### THE RECORDS:

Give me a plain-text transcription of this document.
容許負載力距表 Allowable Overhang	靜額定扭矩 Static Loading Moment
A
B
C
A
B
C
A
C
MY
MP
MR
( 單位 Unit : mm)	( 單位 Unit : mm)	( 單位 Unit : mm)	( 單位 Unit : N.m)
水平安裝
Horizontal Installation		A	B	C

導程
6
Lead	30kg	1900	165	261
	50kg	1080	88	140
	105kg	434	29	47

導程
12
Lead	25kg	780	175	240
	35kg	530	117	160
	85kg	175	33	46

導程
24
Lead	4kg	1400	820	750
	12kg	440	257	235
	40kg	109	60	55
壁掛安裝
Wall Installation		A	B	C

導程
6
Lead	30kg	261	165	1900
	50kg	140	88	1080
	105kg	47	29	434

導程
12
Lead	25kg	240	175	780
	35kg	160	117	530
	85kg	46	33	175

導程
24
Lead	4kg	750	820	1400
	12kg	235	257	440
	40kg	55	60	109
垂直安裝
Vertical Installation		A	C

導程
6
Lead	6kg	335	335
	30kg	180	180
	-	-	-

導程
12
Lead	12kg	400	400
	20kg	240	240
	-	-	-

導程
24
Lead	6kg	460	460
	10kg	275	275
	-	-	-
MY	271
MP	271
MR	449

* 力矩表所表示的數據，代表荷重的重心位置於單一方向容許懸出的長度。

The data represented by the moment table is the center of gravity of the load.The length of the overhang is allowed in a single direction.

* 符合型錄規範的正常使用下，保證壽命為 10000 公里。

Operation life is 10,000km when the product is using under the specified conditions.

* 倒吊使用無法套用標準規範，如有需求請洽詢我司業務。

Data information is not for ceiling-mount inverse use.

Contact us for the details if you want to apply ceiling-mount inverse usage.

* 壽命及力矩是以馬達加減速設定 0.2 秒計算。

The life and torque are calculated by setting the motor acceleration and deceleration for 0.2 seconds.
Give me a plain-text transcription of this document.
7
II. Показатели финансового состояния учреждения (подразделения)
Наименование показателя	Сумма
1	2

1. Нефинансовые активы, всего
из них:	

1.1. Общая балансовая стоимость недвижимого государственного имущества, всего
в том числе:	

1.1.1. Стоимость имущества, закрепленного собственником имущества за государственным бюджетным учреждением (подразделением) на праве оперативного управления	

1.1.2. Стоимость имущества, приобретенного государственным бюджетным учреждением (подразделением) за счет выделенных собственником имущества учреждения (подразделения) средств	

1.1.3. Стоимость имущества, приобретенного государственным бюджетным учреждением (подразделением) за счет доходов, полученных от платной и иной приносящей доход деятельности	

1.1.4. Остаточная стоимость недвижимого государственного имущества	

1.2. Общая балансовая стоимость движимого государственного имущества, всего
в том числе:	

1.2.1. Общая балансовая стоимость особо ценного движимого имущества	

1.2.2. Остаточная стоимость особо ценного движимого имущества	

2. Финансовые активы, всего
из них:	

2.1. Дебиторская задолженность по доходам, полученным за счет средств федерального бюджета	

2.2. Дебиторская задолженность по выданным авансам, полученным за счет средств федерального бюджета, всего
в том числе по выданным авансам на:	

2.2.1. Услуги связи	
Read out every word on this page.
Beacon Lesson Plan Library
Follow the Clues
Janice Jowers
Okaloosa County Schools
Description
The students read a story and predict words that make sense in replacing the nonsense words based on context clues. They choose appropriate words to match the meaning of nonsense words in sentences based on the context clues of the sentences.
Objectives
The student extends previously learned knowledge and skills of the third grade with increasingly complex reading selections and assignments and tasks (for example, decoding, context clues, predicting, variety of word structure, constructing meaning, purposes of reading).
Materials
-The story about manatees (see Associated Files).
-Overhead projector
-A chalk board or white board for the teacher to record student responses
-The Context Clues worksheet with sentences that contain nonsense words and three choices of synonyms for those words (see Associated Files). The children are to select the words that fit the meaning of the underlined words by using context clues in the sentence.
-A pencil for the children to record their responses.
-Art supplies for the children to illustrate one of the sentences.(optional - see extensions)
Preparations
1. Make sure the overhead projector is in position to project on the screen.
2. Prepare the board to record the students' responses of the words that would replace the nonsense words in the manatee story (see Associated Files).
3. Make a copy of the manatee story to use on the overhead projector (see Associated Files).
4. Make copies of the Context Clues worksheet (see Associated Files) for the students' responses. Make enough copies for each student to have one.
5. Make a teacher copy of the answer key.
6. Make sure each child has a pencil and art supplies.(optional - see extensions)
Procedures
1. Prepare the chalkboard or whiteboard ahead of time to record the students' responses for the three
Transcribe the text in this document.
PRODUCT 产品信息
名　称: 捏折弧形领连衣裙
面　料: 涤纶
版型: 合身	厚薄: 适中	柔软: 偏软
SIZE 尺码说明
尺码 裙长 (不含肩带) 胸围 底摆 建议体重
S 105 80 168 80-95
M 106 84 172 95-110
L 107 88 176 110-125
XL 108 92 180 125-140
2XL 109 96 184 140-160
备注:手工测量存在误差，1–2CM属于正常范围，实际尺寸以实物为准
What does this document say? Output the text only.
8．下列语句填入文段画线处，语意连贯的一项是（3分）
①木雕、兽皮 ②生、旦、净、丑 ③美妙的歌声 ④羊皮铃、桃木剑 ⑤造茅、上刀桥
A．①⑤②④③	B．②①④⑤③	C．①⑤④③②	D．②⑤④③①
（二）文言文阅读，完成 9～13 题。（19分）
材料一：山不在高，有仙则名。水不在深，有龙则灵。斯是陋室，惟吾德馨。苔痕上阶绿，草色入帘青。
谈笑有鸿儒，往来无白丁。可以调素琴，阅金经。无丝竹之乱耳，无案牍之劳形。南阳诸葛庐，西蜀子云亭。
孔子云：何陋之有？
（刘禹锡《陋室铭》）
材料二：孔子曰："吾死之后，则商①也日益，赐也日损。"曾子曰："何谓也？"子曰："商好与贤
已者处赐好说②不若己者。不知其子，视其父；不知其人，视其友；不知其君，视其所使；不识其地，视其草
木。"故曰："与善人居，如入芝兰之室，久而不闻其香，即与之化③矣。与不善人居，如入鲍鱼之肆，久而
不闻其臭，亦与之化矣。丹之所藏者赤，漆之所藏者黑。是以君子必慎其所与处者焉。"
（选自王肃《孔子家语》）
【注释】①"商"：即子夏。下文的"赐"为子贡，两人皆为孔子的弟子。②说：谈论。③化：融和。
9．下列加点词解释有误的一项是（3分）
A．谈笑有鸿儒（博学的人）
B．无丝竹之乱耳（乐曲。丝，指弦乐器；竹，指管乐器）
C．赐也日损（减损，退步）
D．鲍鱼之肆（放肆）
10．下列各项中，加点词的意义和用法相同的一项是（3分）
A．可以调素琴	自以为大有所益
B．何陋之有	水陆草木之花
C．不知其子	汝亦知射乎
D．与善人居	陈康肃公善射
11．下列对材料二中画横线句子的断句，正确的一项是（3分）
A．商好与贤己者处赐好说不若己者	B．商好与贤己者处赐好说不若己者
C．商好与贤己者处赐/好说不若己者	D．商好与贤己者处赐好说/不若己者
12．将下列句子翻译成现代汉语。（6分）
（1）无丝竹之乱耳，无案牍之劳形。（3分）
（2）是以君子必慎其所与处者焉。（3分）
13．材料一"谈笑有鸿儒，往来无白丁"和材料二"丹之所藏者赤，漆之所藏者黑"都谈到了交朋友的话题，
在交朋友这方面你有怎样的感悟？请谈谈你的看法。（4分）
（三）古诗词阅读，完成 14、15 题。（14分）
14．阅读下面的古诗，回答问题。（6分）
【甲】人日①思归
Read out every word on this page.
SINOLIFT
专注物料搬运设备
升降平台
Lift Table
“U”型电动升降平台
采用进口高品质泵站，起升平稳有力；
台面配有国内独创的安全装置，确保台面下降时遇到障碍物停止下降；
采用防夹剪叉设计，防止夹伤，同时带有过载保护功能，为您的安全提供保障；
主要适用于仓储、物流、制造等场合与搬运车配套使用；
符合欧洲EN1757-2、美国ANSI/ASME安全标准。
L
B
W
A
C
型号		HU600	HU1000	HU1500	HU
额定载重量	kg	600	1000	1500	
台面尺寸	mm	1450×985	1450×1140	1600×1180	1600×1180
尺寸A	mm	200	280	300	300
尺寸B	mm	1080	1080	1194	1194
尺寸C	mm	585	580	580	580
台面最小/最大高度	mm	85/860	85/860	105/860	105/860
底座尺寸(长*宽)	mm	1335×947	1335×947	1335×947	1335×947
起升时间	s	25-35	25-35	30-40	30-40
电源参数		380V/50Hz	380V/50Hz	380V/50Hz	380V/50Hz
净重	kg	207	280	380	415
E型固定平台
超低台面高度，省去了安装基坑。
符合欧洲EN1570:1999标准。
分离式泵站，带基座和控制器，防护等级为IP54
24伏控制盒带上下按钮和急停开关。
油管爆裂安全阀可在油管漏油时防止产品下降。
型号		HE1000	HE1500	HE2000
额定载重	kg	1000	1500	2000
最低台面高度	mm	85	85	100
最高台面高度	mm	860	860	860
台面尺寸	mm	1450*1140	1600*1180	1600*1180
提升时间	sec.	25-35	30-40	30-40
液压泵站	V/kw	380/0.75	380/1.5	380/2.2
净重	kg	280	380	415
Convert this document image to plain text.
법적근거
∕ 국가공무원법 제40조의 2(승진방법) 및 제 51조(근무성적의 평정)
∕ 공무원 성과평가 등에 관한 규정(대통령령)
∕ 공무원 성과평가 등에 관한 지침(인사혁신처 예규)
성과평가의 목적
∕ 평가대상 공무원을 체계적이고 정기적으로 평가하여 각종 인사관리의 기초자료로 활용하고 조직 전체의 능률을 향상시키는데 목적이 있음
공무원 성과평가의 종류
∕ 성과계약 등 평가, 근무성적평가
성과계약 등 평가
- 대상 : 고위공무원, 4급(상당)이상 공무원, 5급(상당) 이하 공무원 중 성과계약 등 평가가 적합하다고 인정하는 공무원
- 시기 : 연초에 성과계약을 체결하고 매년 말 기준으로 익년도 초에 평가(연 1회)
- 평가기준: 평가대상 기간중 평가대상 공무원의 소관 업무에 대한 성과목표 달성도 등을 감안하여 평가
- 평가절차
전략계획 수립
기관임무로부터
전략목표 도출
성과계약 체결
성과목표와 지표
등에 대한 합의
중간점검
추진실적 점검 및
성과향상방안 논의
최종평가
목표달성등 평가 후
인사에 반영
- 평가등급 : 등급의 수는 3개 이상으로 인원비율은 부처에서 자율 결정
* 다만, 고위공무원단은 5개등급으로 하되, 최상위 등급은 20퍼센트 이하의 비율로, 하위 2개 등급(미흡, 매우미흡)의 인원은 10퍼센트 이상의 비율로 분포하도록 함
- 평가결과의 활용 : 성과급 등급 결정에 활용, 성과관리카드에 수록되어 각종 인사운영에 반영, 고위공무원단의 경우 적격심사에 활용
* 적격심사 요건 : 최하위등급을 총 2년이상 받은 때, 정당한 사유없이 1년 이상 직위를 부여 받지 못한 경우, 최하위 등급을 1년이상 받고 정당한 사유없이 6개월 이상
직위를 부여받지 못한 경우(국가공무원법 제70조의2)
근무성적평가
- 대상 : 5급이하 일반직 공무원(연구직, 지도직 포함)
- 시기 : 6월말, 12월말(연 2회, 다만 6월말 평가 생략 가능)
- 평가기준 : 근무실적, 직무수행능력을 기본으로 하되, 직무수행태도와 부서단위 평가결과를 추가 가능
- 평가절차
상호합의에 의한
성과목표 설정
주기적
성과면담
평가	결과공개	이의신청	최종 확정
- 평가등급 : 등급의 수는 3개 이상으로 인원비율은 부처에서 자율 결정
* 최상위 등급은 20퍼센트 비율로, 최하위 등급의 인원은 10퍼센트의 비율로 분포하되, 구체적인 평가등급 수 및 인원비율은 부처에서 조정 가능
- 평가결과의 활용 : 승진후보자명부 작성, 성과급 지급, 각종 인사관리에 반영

### BRIEF:
Which lines hold the word "meaning"? Copy every one of them.

### ANSWER FOR THIS EXERCISE:
The students read a story and predict words that make sense in replacing the nonsense words based on context clues. They choose appropriate words to match the meaning of nonsense words in sentences based on the context clues of the sentences.
The student extends previously learned knowledge and skills of the third grade with increasingly complex reading selections and assignments and tasks (for example, decoding, context clues, predicting, variety of word structure, constructing meaning, purposes of reading).
-The Context Clues worksheet with sentences that contain nonsense words and three choices of synonyms for those words (see Associated Files). The children are to select the words that fit the meaning of the underlined words by using context clues in the sentence.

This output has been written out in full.